» Instructions to follow
Copy out the listing in full, exactly as written, but not its pictures.

» Given information
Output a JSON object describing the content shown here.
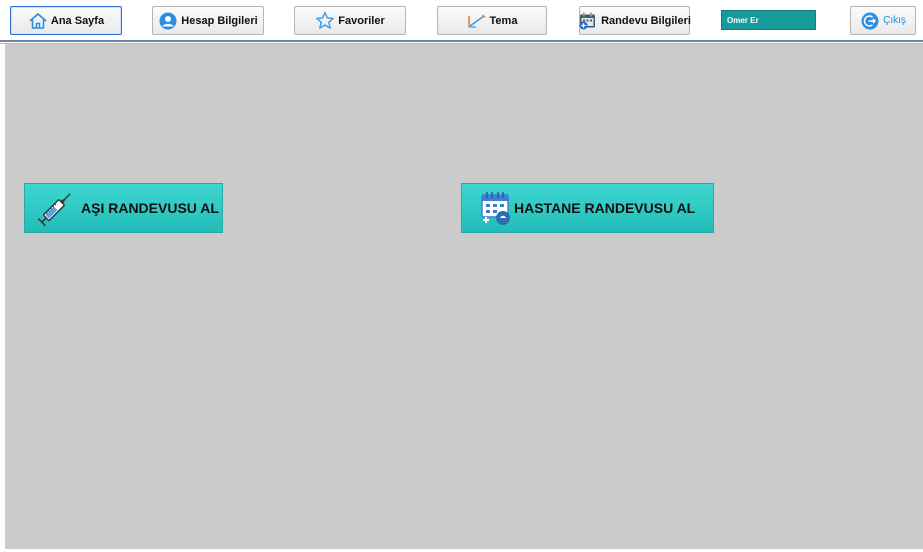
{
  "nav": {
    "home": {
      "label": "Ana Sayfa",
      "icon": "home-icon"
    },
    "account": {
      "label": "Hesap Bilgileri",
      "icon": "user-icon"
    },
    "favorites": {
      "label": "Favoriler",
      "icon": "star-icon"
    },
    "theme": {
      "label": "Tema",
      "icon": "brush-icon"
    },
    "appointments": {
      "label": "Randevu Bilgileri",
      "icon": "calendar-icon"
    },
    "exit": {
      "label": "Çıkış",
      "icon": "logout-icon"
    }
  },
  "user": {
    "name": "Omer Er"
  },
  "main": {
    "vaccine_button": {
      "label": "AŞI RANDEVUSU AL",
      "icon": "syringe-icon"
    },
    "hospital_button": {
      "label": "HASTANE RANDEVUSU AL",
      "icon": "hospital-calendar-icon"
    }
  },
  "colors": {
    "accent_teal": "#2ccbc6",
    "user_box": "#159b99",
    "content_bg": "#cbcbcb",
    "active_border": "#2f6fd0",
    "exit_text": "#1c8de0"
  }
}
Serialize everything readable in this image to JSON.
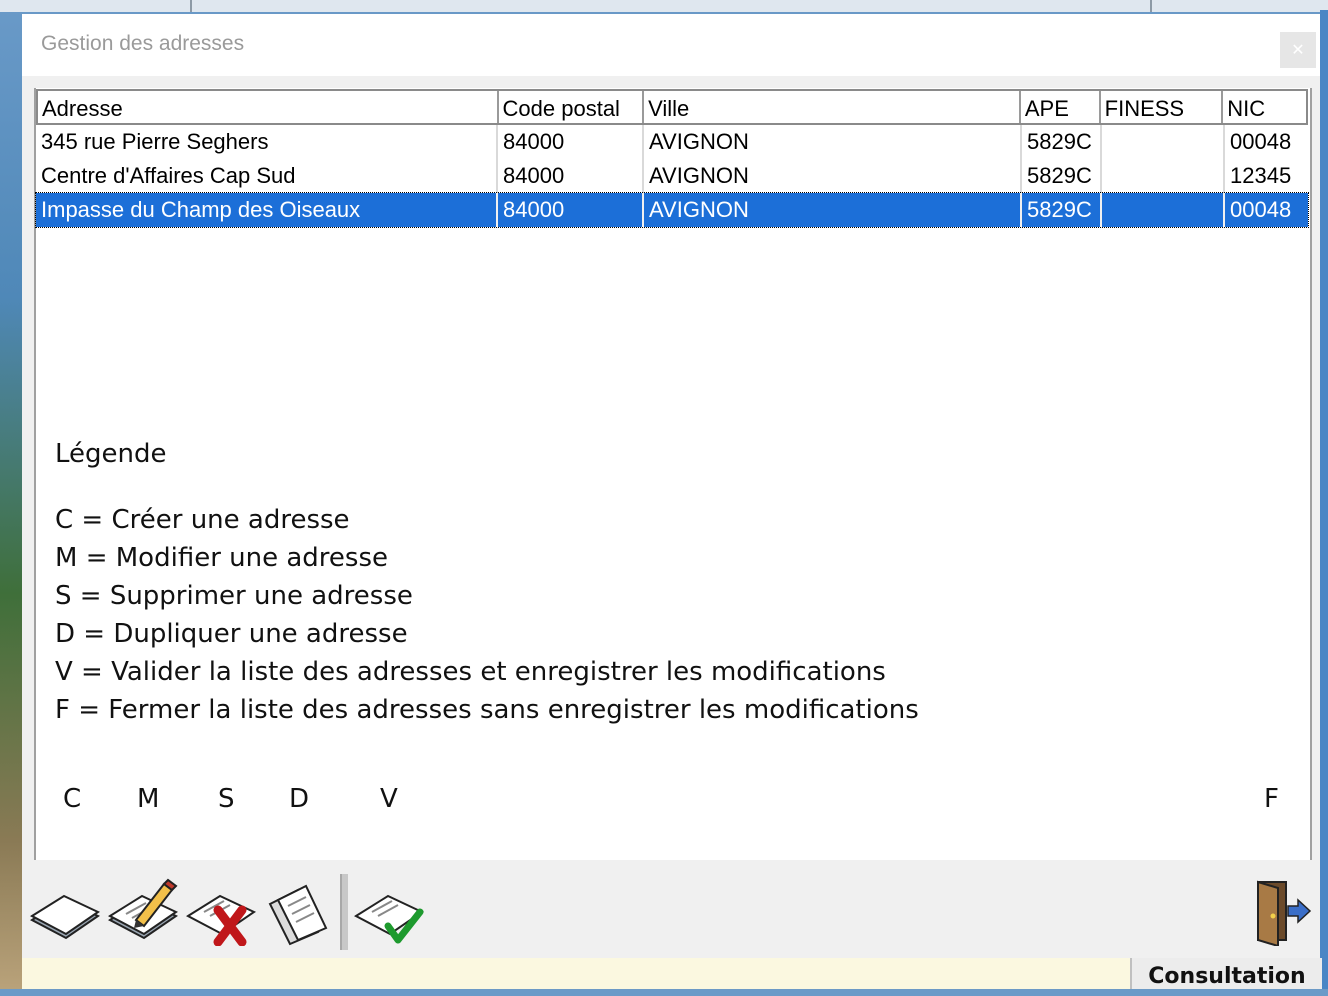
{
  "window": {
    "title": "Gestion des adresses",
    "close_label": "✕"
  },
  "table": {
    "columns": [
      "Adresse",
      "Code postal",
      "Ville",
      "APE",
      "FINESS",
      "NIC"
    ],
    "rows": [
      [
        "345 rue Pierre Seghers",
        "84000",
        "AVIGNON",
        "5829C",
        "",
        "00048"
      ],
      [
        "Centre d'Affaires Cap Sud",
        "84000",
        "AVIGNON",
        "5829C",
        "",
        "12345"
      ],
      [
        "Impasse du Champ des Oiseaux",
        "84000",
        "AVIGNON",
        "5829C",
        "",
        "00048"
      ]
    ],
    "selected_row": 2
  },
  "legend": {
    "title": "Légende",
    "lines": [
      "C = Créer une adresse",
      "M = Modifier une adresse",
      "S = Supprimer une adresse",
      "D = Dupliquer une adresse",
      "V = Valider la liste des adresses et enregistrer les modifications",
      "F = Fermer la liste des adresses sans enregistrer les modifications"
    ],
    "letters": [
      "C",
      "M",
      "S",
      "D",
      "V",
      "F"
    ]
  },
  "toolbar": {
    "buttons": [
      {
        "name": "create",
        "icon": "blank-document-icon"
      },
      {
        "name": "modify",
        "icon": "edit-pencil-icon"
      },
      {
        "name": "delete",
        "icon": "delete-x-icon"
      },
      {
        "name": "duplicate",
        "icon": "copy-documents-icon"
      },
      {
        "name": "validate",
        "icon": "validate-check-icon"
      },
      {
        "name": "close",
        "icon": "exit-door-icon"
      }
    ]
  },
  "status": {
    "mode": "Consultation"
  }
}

» Answer in full
Output a JSON object describing the content shown here.
{
  "nav": {
    "home": {
      "label": "Ana Sayfa",
      "icon": "home-icon"
    },
    "account": {
      "label": "Hesap Bilgileri",
      "icon": "user-icon"
    },
    "favorites": {
      "label": "Favoriler",
      "icon": "star-icon"
    },
    "theme": {
      "label": "Tema",
      "icon": "brush-icon"
    },
    "appointments": {
      "label": "Randevu Bilgileri",
      "icon": "calendar-icon"
    },
    "exit": {
      "label": "Çıkış",
      "icon": "logout-icon"
    }
  },
  "user": {
    "name": "Omer Er"
  },
  "main": {
    "vaccine_button": {
      "label": "AŞI RANDEVUSU AL",
      "icon": "syringe-icon"
    },
    "hospital_button": {
      "label": "HASTANE RANDEVUSU AL",
      "icon": "hospital-calendar-icon"
    }
  },
  "colors": {
    "accent_teal": "#2ccbc6",
    "user_box": "#159b99",
    "content_bg": "#cbcbcb",
    "active_border": "#2f6fd0",
    "exit_text": "#1c8de0"
  }
}
Serialize everything readable in this image to JSON.
{
  "window": {
    "title": "Gestion des adresses",
    "close_label": "✕"
  },
  "table": {
    "columns": [
      "Adresse",
      "Code postal",
      "Ville",
      "APE",
      "FINESS",
      "NIC"
    ],
    "rows": [
      [
        "345 rue Pierre Seghers",
        "84000",
        "AVIGNON",
        "5829C",
        "",
        "00048"
      ],
      [
        "Centre d'Affaires Cap Sud",
        "84000",
        "AVIGNON",
        "5829C",
        "",
        "12345"
      ],
      [
        "Impasse du Champ des Oiseaux",
        "84000",
        "AVIGNON",
        "5829C",
        "",
        "00048"
      ]
    ],
    "selected_row": 2
  },
  "legend": {
    "title": "Légende",
    "lines": [
      "C = Créer une adresse",
      "M = Modifier une adresse",
      "S = Supprimer une adresse",
      "D = Dupliquer une adresse",
      "V = Valider la liste des adresses et enregistrer les modifications",
      "F = Fermer la liste des adresses sans enregistrer les modifications"
    ],
    "letters": [
      "C",
      "M",
      "S",
      "D",
      "V",
      "F"
    ]
  },
  "toolbar": {
    "buttons": [
      {
        "name": "create",
        "icon": "blank-document-icon"
      },
      {
        "name": "modify",
        "icon": "edit-pencil-icon"
      },
      {
        "name": "delete",
        "icon": "delete-x-icon"
      },
      {
        "name": "duplicate",
        "icon": "copy-documents-icon"
      },
      {
        "name": "validate",
        "icon": "validate-check-icon"
      },
      {
        "name": "close",
        "icon": "exit-door-icon"
      }
    ]
  },
  "status": {
    "mode": "Consultation"
  }
}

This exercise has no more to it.